- Records to process:
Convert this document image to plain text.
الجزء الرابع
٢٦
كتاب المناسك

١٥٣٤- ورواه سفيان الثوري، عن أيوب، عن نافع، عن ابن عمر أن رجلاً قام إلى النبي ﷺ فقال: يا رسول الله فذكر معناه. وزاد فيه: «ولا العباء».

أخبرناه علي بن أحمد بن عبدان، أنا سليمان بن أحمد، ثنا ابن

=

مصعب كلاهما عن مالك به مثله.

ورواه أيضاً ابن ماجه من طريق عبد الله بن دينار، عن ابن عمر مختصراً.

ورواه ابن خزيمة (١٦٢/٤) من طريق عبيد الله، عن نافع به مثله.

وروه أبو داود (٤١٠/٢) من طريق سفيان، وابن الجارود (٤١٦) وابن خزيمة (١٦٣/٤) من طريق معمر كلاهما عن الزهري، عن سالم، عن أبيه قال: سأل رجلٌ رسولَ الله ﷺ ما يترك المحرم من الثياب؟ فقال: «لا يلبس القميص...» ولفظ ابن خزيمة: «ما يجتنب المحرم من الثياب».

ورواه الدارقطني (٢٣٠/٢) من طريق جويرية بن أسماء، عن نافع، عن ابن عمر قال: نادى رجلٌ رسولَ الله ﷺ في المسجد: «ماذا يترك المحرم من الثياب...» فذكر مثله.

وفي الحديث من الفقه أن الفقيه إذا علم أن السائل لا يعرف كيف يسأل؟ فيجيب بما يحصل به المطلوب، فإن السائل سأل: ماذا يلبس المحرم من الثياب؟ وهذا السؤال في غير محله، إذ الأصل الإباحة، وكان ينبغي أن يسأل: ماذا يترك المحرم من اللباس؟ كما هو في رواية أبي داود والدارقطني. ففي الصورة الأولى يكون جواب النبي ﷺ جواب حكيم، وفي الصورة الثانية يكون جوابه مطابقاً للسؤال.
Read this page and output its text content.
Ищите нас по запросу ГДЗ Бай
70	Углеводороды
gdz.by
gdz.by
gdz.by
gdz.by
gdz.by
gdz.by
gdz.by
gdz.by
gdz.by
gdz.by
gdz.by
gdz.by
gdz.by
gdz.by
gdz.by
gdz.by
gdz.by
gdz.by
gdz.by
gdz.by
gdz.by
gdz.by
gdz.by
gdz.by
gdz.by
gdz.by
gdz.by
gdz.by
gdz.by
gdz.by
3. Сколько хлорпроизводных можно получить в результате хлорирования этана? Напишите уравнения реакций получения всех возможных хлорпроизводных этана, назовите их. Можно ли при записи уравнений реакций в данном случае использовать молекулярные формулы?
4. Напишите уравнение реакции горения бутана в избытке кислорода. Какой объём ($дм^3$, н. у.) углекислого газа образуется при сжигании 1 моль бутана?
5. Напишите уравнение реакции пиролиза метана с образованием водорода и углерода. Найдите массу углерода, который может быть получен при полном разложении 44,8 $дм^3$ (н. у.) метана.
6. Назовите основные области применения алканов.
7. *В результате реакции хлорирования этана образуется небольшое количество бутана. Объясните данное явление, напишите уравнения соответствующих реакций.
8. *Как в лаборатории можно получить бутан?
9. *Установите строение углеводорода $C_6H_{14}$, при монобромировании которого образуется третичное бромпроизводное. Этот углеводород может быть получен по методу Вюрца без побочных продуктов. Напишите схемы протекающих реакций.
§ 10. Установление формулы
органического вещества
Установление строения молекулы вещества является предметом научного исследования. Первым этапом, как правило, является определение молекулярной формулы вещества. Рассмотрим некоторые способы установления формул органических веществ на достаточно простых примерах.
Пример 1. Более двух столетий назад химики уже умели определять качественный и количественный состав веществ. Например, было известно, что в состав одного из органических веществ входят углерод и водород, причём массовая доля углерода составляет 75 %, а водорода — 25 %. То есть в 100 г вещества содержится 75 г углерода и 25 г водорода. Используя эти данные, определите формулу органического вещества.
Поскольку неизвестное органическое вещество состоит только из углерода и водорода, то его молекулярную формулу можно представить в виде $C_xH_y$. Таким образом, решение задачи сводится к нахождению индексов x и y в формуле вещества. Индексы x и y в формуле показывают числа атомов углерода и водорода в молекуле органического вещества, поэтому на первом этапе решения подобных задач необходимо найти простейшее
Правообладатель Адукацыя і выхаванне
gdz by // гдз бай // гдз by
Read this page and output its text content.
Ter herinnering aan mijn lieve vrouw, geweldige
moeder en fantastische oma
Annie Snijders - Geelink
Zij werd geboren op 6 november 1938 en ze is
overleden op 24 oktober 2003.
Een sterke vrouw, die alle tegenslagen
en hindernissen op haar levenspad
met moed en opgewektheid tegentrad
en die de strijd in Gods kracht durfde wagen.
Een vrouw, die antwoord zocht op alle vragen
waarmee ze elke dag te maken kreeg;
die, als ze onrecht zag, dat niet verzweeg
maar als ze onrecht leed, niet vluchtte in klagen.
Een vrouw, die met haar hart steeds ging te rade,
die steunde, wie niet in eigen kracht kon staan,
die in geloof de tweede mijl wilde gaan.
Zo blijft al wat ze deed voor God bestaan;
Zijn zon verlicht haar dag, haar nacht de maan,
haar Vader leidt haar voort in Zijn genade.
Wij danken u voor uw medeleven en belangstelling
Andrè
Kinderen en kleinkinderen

- What is needed:
Please output the entire listing exactly as it stands.

- Result:
Convert this document image to plain text.
الجزء الرابع
٢٦
كتاب المناسك

١٥٣٤- ورواه سفيان الثوري، عن أيوب، عن نافع، عن ابن عمر أن رجلاً قام إلى النبي ﷺ فقال: يا رسول الله فذكر معناه. وزاد فيه: «ولا العباء».

أخبرناه علي بن أحمد بن عبدان، أنا سليمان بن أحمد، ثنا ابن

=

مصعب كلاهما عن مالك به مثله.

ورواه أيضاً ابن ماجه من طريق عبد الله بن دينار، عن ابن عمر مختصراً.

ورواه ابن خزيمة (١٦٢/٤) من طريق عبيد الله، عن نافع به مثله.

وروه أبو داود (٤١٠/٢) من طريق سفيان، وابن الجارود (٤١٦) وابن خزيمة (١٦٣/٤) من طريق معمر كلاهما عن الزهري، عن سالم، عن أبيه قال: سأل رجلٌ رسولَ الله ﷺ ما يترك المحرم من الثياب؟ فقال: «لا يلبس القميص...» ولفظ ابن خزيمة: «ما يجتنب المحرم من الثياب».

ورواه الدارقطني (٢٣٠/٢) من طريق جويرية بن أسماء، عن نافع، عن ابن عمر قال: نادى رجلٌ رسولَ الله ﷺ في المسجد: «ماذا يترك المحرم من الثياب...» فذكر مثله.

وفي الحديث من الفقه أن الفقيه إذا علم أن السائل لا يعرف كيف يسأل؟ فيجيب بما يحصل به المطلوب، فإن السائل سأل: ماذا يلبس المحرم من الثياب؟ وهذا السؤال في غير محله، إذ الأصل الإباحة، وكان ينبغي أن يسأل: ماذا يترك المحرم من اللباس؟ كما هو في رواية أبي داود والدارقطني. ففي الصورة الأولى يكون جواب النبي ﷺ جواب حكيم، وفي الصورة الثانية يكون جوابه مطابقاً للسؤال.
Read this page and output its text content.
Ищите нас по запросу ГДЗ Бай
70	Углеводороды
gdz.by
gdz.by
gdz.by
gdz.by
gdz.by
gdz.by
gdz.by
gdz.by
gdz.by
gdz.by
gdz.by
gdz.by
gdz.by
gdz.by
gdz.by
gdz.by
gdz.by
gdz.by
gdz.by
gdz.by
gdz.by
gdz.by
gdz.by
gdz.by
gdz.by
gdz.by
gdz.by
gdz.by
gdz.by
gdz.by
3. Сколько хлорпроизводных можно получить в результате хлорирования этана? Напишите уравнения реакций получения всех возможных хлорпроизводных этана, назовите их. Можно ли при записи уравнений реакций в данном случае использовать молекулярные формулы?
4. Напишите уравнение реакции горения бутана в избытке кислорода. Какой объём ($дм^3$, н. у.) углекислого газа образуется при сжигании 1 моль бутана?
5. Напишите уравнение реакции пиролиза метана с образованием водорода и углерода. Найдите массу углерода, который может быть получен при полном разложении 44,8 $дм^3$ (н. у.) метана.
6. Назовите основные области применения алканов.
7. *В результате реакции хлорирования этана образуется небольшое количество бутана. Объясните данное явление, напишите уравнения соответствующих реакций.
8. *Как в лаборатории можно получить бутан?
9. *Установите строение углеводорода $C_6H_{14}$, при монобромировании которого образуется третичное бромпроизводное. Этот углеводород может быть получен по методу Вюрца без побочных продуктов. Напишите схемы протекающих реакций.
§ 10. Установление формулы
органического вещества
Установление строения молекулы вещества является предметом научного исследования. Первым этапом, как правило, является определение молекулярной формулы вещества. Рассмотрим некоторые способы установления формул органических веществ на достаточно простых примерах.
Пример 1. Более двух столетий назад химики уже умели определять качественный и количественный состав веществ. Например, было известно, что в состав одного из органических веществ входят углерод и водород, причём массовая доля углерода составляет 75 %, а водорода — 25 %. То есть в 100 г вещества содержится 75 г углерода и 25 г водорода. Используя эти данные, определите формулу органического вещества.
Поскольку неизвестное органическое вещество состоит только из углерода и водорода, то его молекулярную формулу можно представить в виде $C_xH_y$. Таким образом, решение задачи сводится к нахождению индексов x и y в формуле вещества. Индексы x и y в формуле показывают числа атомов углерода и водорода в молекуле органического вещества, поэтому на первом этапе решения подобных задач необходимо найти простейшее
Правообладатель Адукацыя і выхаванне
gdz by // гдз бай // гдз by
Read this page and output its text content.
Ter herinnering aan mijn lieve vrouw, geweldige
moeder en fantastische oma
Annie Snijders - Geelink
Zij werd geboren op 6 november 1938 en ze is
overleden op 24 oktober 2003.
Een sterke vrouw, die alle tegenslagen
en hindernissen op haar levenspad
met moed en opgewektheid tegentrad
en die de strijd in Gods kracht durfde wagen.
Een vrouw, die antwoord zocht op alle vragen
waarmee ze elke dag te maken kreeg;
die, als ze onrecht zag, dat niet verzweeg
maar als ze onrecht leed, niet vluchtte in klagen.
Een vrouw, die met haar hart steeds ging te rade,
die steunde, wie niet in eigen kracht kon staan,
die in geloof de tweede mijl wilde gaan.
Zo blijft al wat ze deed voor God bestaan;
Zijn zon verlicht haar dag, haar nacht de maan,
haar Vader leidt haar voort in Zijn genade.
Wij danken u voor uw medeleven en belangstelling
Andrè
Kinderen en kleinkinderen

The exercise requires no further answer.